_Input for this task:_
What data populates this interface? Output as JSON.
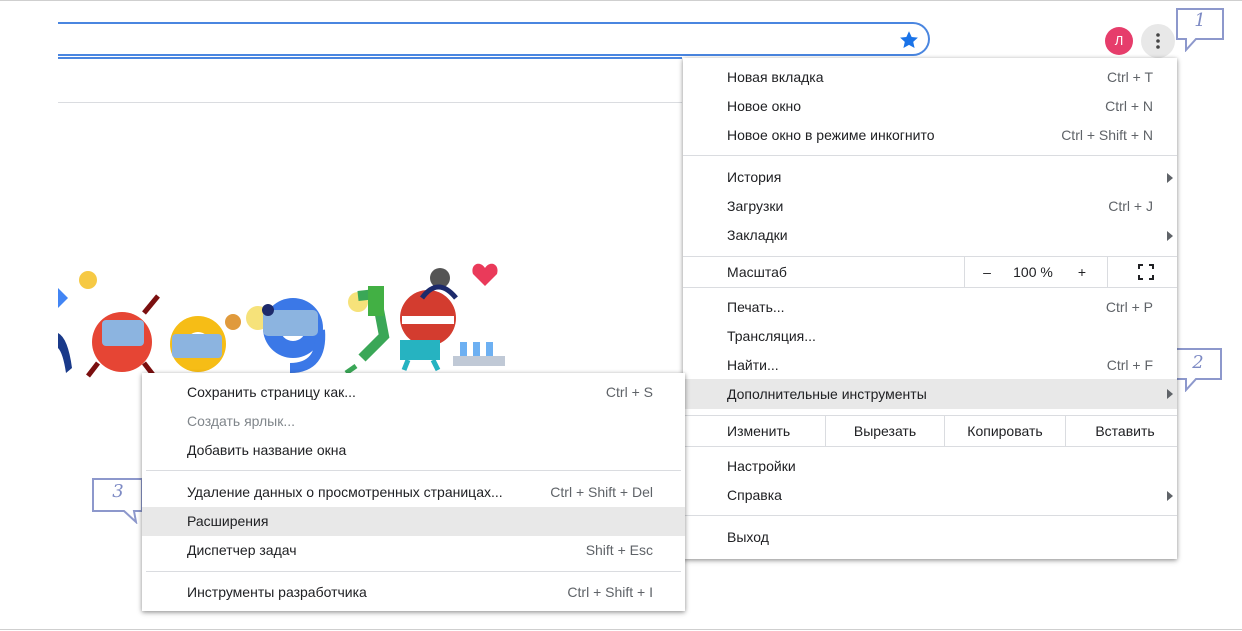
{
  "toolbar": {
    "avatar_letter": "Л"
  },
  "callouts": {
    "one": "1",
    "two": "2",
    "three": "3"
  },
  "menu": {
    "new_tab": {
      "label": "Новая вкладка",
      "shortcut": "Ctrl + T"
    },
    "new_window": {
      "label": "Новое окно",
      "shortcut": "Ctrl + N"
    },
    "incognito": {
      "label": "Новое окно в режиме инкогнито",
      "shortcut": "Ctrl + Shift + N"
    },
    "history": {
      "label": "История"
    },
    "downloads": {
      "label": "Загрузки",
      "shortcut": "Ctrl + J"
    },
    "bookmarks": {
      "label": "Закладки"
    },
    "zoom": {
      "label": "Масштаб",
      "minus": "–",
      "value": "100 %",
      "plus": "+"
    },
    "print": {
      "label": "Печать...",
      "shortcut": "Ctrl + P"
    },
    "cast": {
      "label": "Трансляция..."
    },
    "find": {
      "label": "Найти...",
      "shortcut": "Ctrl + F"
    },
    "more_tools": {
      "label": "Дополнительные инструменты"
    },
    "edit": {
      "label": "Изменить",
      "cut": "Вырезать",
      "copy": "Копировать",
      "paste": "Вставить"
    },
    "settings": {
      "label": "Настройки"
    },
    "help": {
      "label": "Справка"
    },
    "exit": {
      "label": "Выход"
    }
  },
  "submenu": {
    "save_page": {
      "label": "Сохранить страницу как...",
      "shortcut": "Ctrl + S"
    },
    "create_shortcut": {
      "label": "Создать ярлык..."
    },
    "name_window": {
      "label": "Добавить название окна"
    },
    "clear_data": {
      "label": "Удаление данных о просмотренных страницах...",
      "shortcut": "Ctrl + Shift + Del"
    },
    "extensions": {
      "label": "Расширения"
    },
    "task_manager": {
      "label": "Диспетчер задач",
      "shortcut": "Shift + Esc"
    },
    "devtools": {
      "label": "Инструменты разработчика",
      "shortcut": "Ctrl + Shift + I"
    }
  },
  "colors": {
    "accent": "#4a86e0",
    "avatar": "#e63d6b",
    "highlight": "#e8e8e8",
    "callout": "#7d8ac4"
  }
}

_Set task:_ All of the material above should be reproduced exactly, except the pictures.

_Solution:_
What data populates this interface? Output as JSON.
{
  "toolbar": {
    "avatar_letter": "Л"
  },
  "callouts": {
    "one": "1",
    "two": "2",
    "three": "3"
  },
  "menu": {
    "new_tab": {
      "label": "Новая вкладка",
      "shortcut": "Ctrl + T"
    },
    "new_window": {
      "label": "Новое окно",
      "shortcut": "Ctrl + N"
    },
    "incognito": {
      "label": "Новое окно в режиме инкогнито",
      "shortcut": "Ctrl + Shift + N"
    },
    "history": {
      "label": "История"
    },
    "downloads": {
      "label": "Загрузки",
      "shortcut": "Ctrl + J"
    },
    "bookmarks": {
      "label": "Закладки"
    },
    "zoom": {
      "label": "Масштаб",
      "minus": "–",
      "value": "100 %",
      "plus": "+"
    },
    "print": {
      "label": "Печать...",
      "shortcut": "Ctrl + P"
    },
    "cast": {
      "label": "Трансляция..."
    },
    "find": {
      "label": "Найти...",
      "shortcut": "Ctrl + F"
    },
    "more_tools": {
      "label": "Дополнительные инструменты"
    },
    "edit": {
      "label": "Изменить",
      "cut": "Вырезать",
      "copy": "Копировать",
      "paste": "Вставить"
    },
    "settings": {
      "label": "Настройки"
    },
    "help": {
      "label": "Справка"
    },
    "exit": {
      "label": "Выход"
    }
  },
  "submenu": {
    "save_page": {
      "label": "Сохранить страницу как...",
      "shortcut": "Ctrl + S"
    },
    "create_shortcut": {
      "label": "Создать ярлык..."
    },
    "name_window": {
      "label": "Добавить название окна"
    },
    "clear_data": {
      "label": "Удаление данных о просмотренных страницах...",
      "shortcut": "Ctrl + Shift + Del"
    },
    "extensions": {
      "label": "Расширения"
    },
    "task_manager": {
      "label": "Диспетчер задач",
      "shortcut": "Shift + Esc"
    },
    "devtools": {
      "label": "Инструменты разработчика",
      "shortcut": "Ctrl + Shift + I"
    }
  },
  "colors": {
    "accent": "#4a86e0",
    "avatar": "#e63d6b",
    "highlight": "#e8e8e8",
    "callout": "#7d8ac4"
  }
}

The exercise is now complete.